» **THE REQUEST**
Transcribe the material exactly. Images do not belong in the copy.
○ ○ ○ ○ ○
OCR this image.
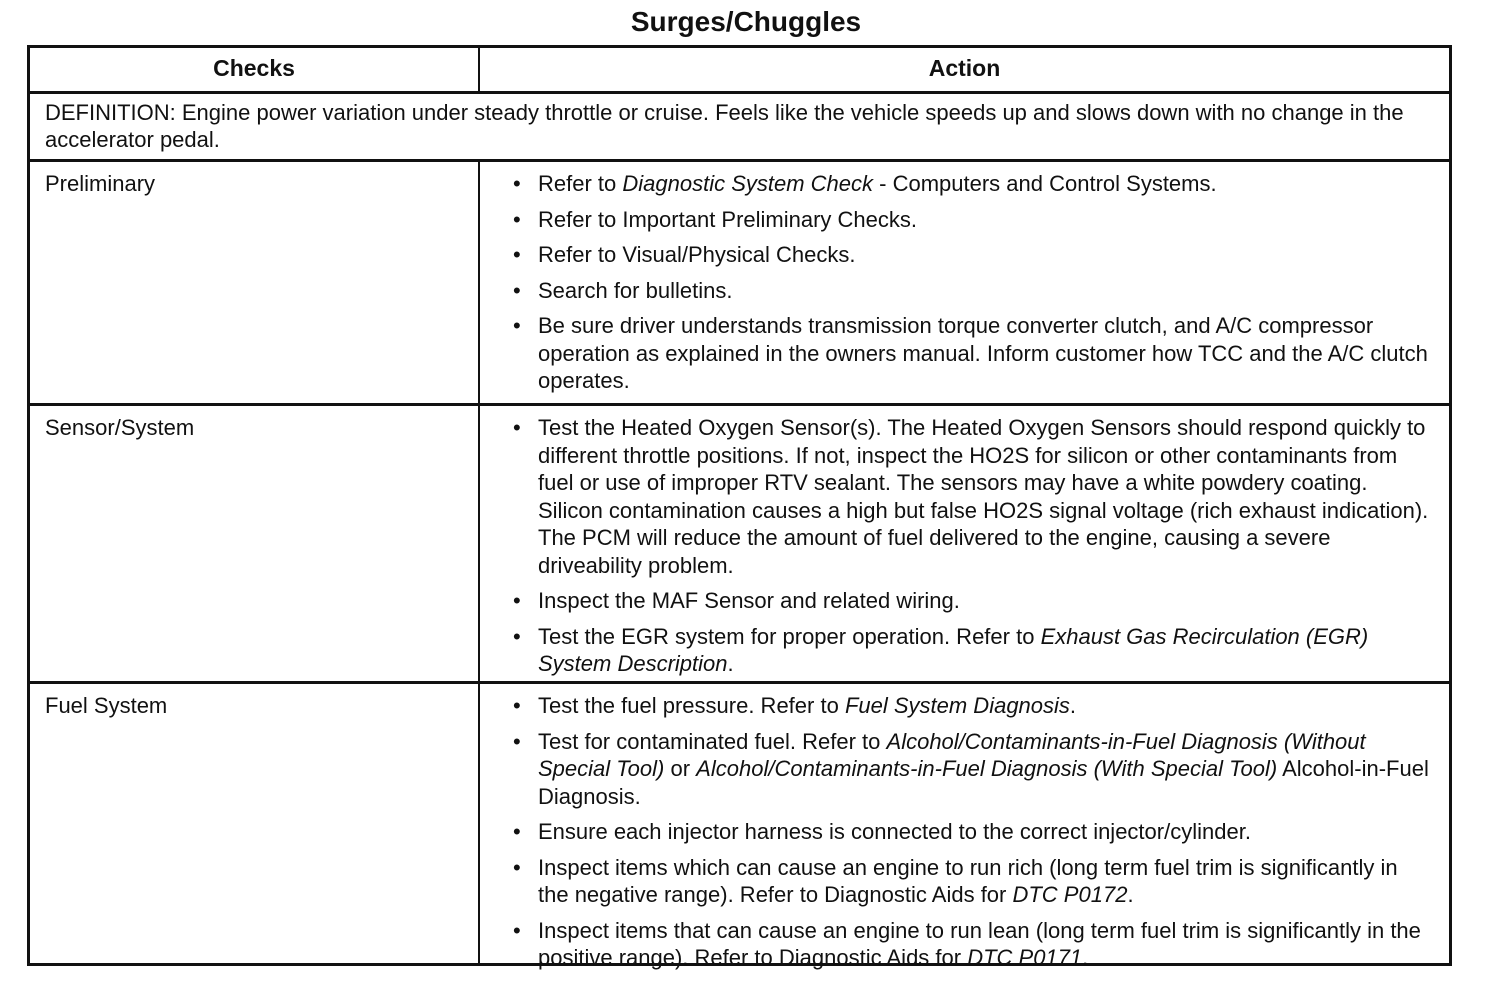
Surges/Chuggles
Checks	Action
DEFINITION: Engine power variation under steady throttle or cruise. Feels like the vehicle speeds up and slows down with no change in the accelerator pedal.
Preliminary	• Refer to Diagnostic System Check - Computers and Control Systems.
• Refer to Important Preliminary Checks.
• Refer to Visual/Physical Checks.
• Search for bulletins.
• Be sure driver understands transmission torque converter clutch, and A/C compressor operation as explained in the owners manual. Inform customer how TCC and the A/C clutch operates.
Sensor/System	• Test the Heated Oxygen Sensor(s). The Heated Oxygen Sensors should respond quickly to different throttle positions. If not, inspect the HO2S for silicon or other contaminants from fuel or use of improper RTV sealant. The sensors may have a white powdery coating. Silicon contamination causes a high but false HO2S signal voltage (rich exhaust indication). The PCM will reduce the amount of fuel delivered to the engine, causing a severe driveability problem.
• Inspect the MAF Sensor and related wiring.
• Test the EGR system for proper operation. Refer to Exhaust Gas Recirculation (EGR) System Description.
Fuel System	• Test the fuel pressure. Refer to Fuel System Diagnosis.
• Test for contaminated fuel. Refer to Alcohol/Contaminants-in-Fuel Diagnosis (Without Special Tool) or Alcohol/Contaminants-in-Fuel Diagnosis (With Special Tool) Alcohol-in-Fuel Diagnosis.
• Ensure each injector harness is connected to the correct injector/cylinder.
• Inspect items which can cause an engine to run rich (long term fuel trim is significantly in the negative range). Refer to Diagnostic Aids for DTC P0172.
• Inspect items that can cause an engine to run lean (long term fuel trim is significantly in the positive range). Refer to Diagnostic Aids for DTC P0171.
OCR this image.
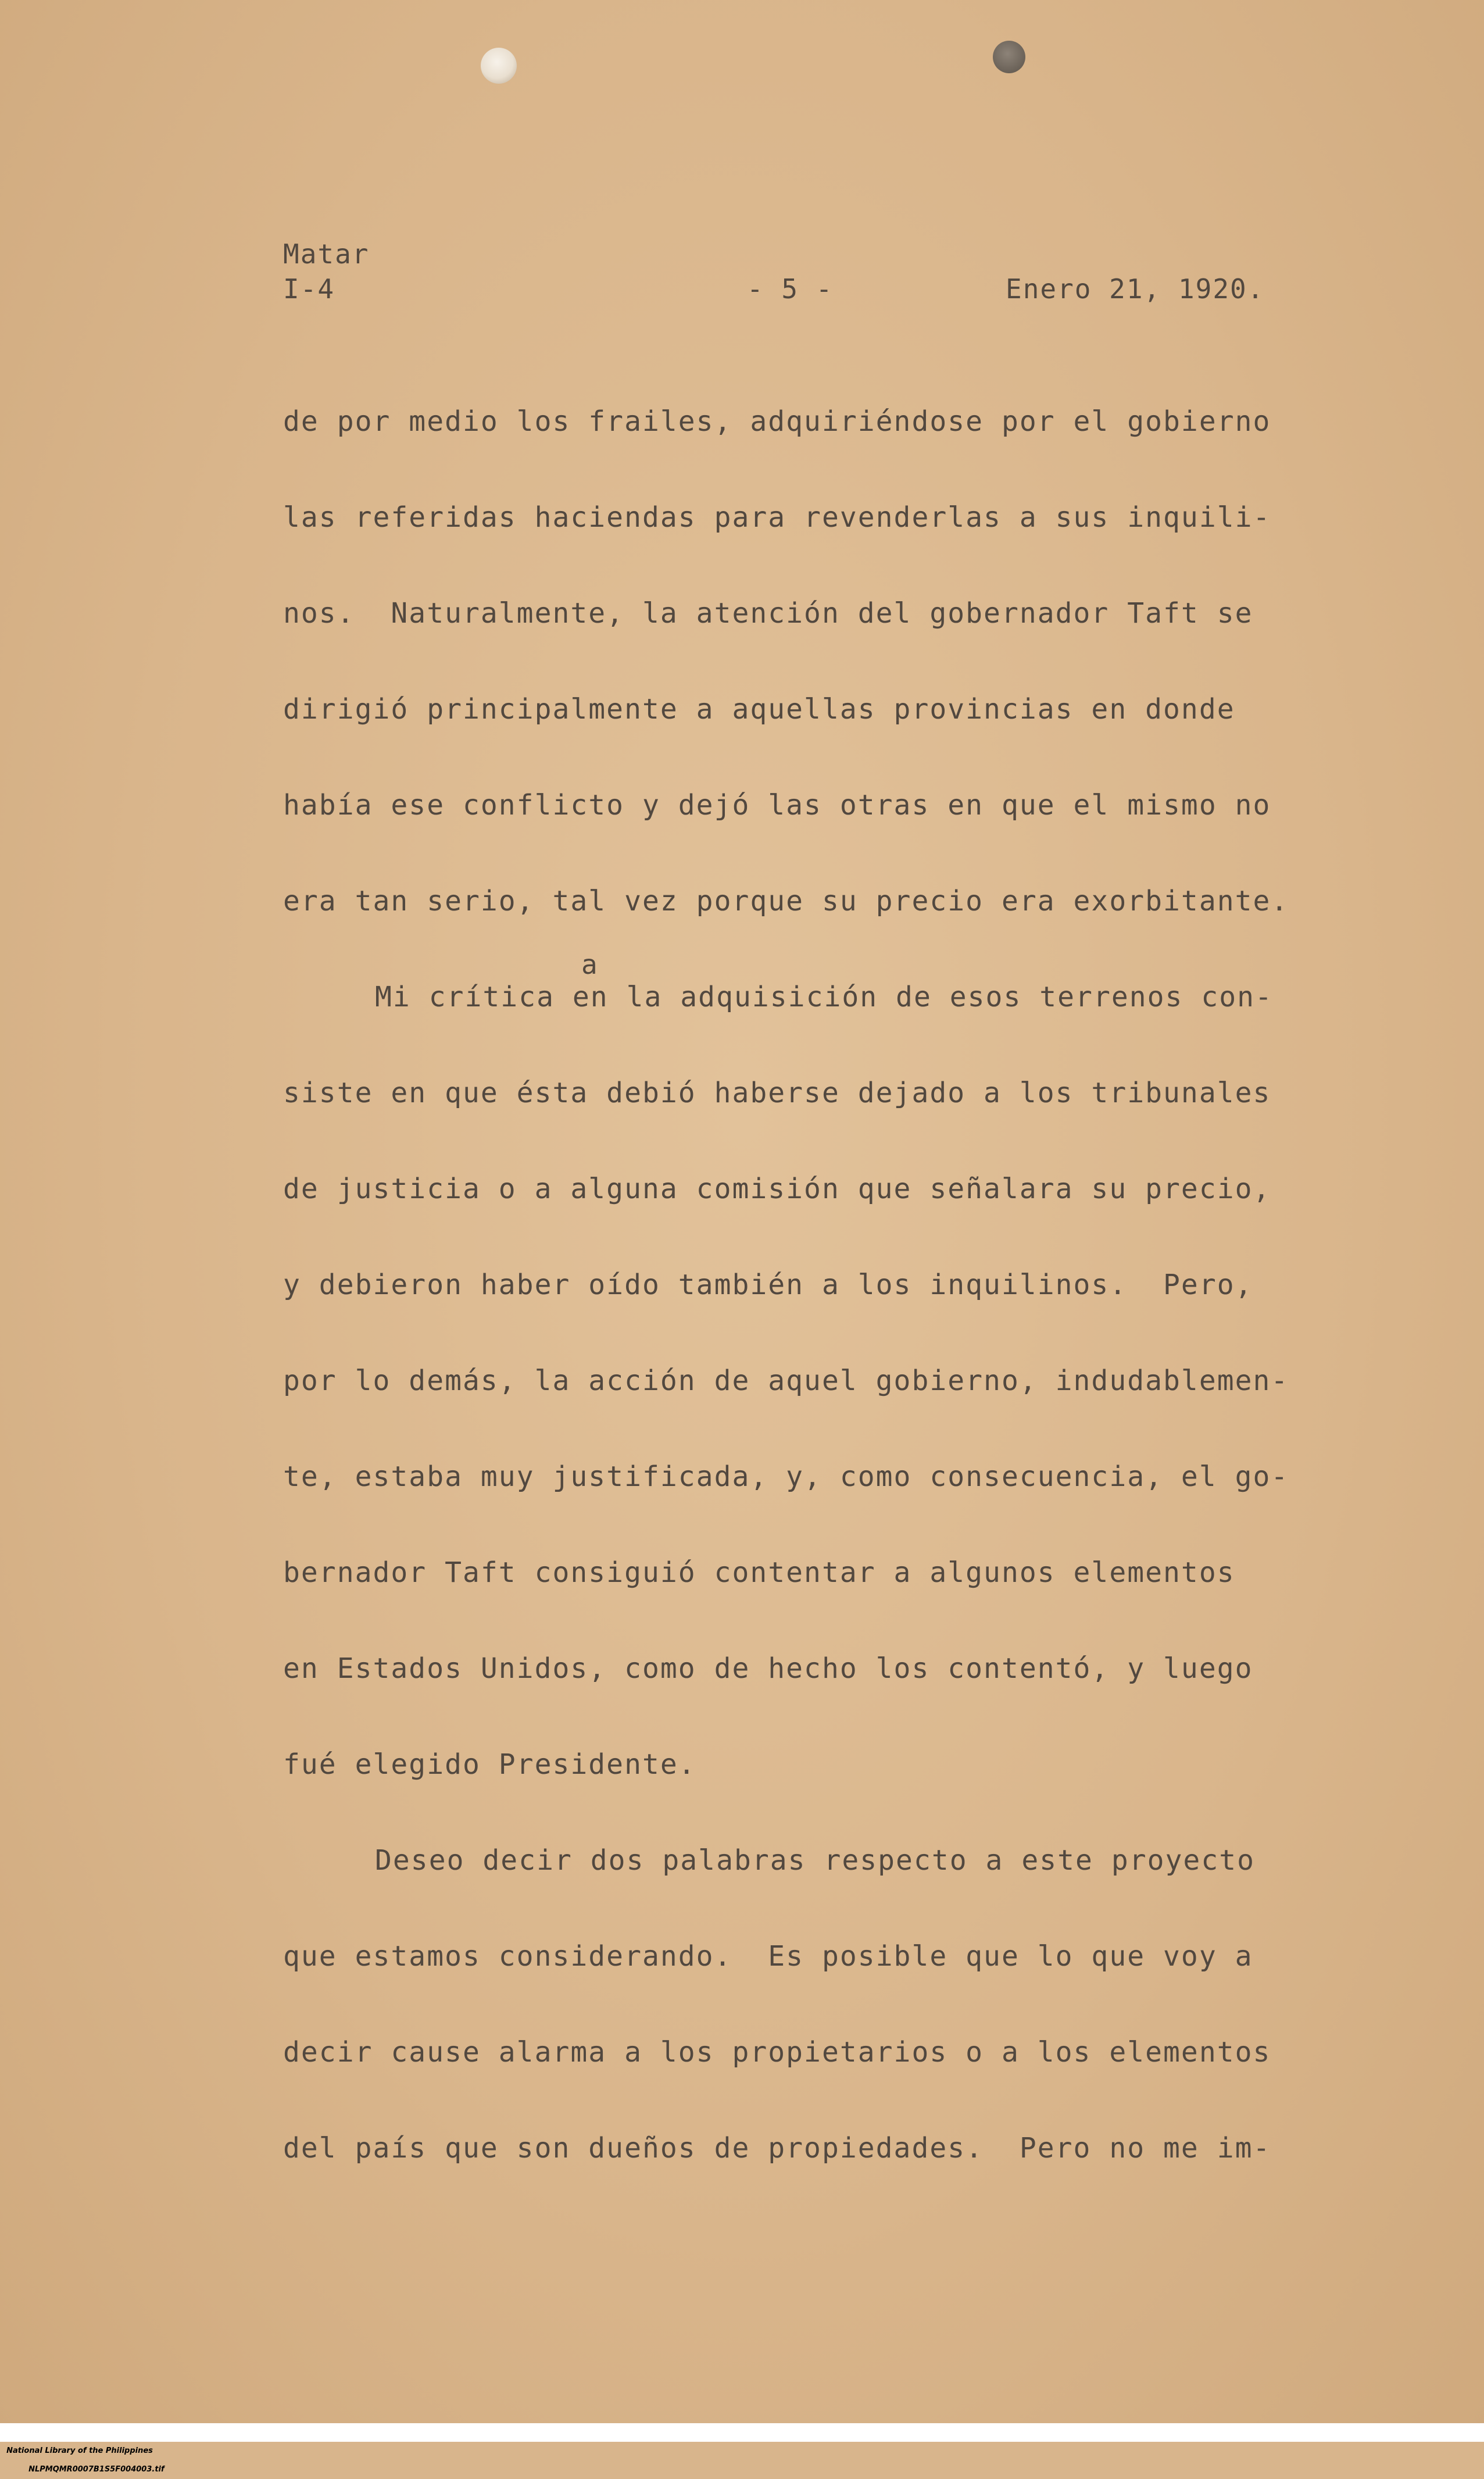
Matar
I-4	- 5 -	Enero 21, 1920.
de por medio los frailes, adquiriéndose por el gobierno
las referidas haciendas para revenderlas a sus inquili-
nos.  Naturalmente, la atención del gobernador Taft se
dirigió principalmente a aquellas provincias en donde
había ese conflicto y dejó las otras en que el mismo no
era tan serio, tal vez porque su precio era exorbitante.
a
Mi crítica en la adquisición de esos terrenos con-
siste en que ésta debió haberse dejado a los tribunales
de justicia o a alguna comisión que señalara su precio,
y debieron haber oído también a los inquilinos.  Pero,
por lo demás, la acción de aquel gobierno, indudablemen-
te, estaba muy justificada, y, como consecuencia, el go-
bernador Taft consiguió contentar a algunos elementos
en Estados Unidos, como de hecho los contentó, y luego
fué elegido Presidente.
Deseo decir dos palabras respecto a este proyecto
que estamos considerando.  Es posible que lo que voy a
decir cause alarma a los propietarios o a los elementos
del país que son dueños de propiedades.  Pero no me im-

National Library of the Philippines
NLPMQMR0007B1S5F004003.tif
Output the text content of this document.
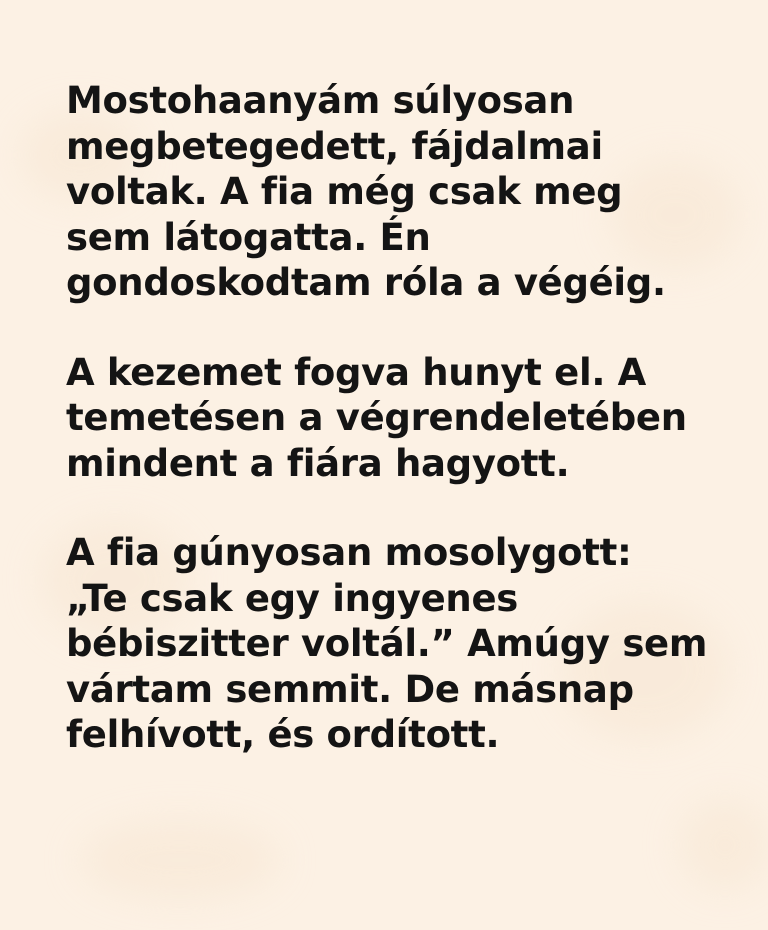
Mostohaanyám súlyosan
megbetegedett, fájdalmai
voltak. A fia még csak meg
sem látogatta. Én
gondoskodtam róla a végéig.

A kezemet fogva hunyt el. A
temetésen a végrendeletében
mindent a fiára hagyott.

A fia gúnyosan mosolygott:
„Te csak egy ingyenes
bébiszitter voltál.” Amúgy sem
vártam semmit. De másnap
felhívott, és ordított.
○ ○ ○ ○ ○
» **FULL ANSWER**
OCR this image.
Surges/Chuggles
Checks	Action
DEFINITION: Engine power variation under steady throttle or cruise. Feels like the vehicle speeds up and slows down with no change in the accelerator pedal.
Preliminary	• Refer to Diagnostic System Check - Computers and Control Systems.
• Refer to Important Preliminary Checks.
• Refer to Visual/Physical Checks.
• Search for bulletins.
• Be sure driver understands transmission torque converter clutch, and A/C compressor operation as explained in the owners manual. Inform customer how TCC and the A/C clutch operates.
Sensor/System	• Test the Heated Oxygen Sensor(s). The Heated Oxygen Sensors should respond quickly to different throttle positions. If not, inspect the HO2S for silicon or other contaminants from fuel or use of improper RTV sealant. The sensors may have a white powdery coating. Silicon contamination causes a high but false HO2S signal voltage (rich exhaust indication). The PCM will reduce the amount of fuel delivered to the engine, causing a severe driveability problem.
• Inspect the MAF Sensor and related wiring.
• Test the EGR system for proper operation. Refer to Exhaust Gas Recirculation (EGR) System Description.
Fuel System	• Test the fuel pressure. Refer to Fuel System Diagnosis.
• Test for contaminated fuel. Refer to Alcohol/Contaminants-in-Fuel Diagnosis (Without Special Tool) or Alcohol/Contaminants-in-Fuel Diagnosis (With Special Tool) Alcohol-in-Fuel Diagnosis.
• Ensure each injector harness is connected to the correct injector/cylinder.
• Inspect items which can cause an engine to run rich (long term fuel trim is significantly in the negative range). Refer to Diagnostic Aids for DTC P0172.
• Inspect items that can cause an engine to run lean (long term fuel trim is significantly in the positive range). Refer to Diagnostic Aids for DTC P0171.
OCR this image.
Matar
I-4	- 5 -	Enero 21, 1920.
de por medio los frailes, adquiriéndose por el gobierno
las referidas haciendas para revenderlas a sus inquili-
nos.  Naturalmente, la atención del gobernador Taft se
dirigió principalmente a aquellas provincias en donde
había ese conflicto y dejó las otras en que el mismo no
era tan serio, tal vez porque su precio era exorbitante.
a
Mi crítica en la adquisición de esos terrenos con-
siste en que ésta debió haberse dejado a los tribunales
de justicia o a alguna comisión que señalara su precio,
y debieron haber oído también a los inquilinos.  Pero,
por lo demás, la acción de aquel gobierno, indudablemen-
te, estaba muy justificada, y, como consecuencia, el go-
bernador Taft consiguió contentar a algunos elementos
en Estados Unidos, como de hecho los contentó, y luego
fué elegido Presidente.
Deseo decir dos palabras respecto a este proyecto
que estamos considerando.  Es posible que lo que voy a
decir cause alarma a los propietarios o a los elementos
del país que son dueños de propiedades.  Pero no me im-

National Library of the Philippines
NLPMQMR0007B1S5F004003.tif
Output the text content of this document.
Mostohaanyám súlyosan
megbetegedett, fájdalmai
voltak. A fia még csak meg
sem látogatta. Én
gondoskodtam róla a végéig.

A kezemet fogva hunyt el. A
temetésen a végrendeletében
mindent a fiára hagyott.

A fia gúnyosan mosolygott:
„Te csak egy ingyenes
bébiszitter voltál.” Amúgy sem
vártam semmit. De másnap
felhívott, és ordított.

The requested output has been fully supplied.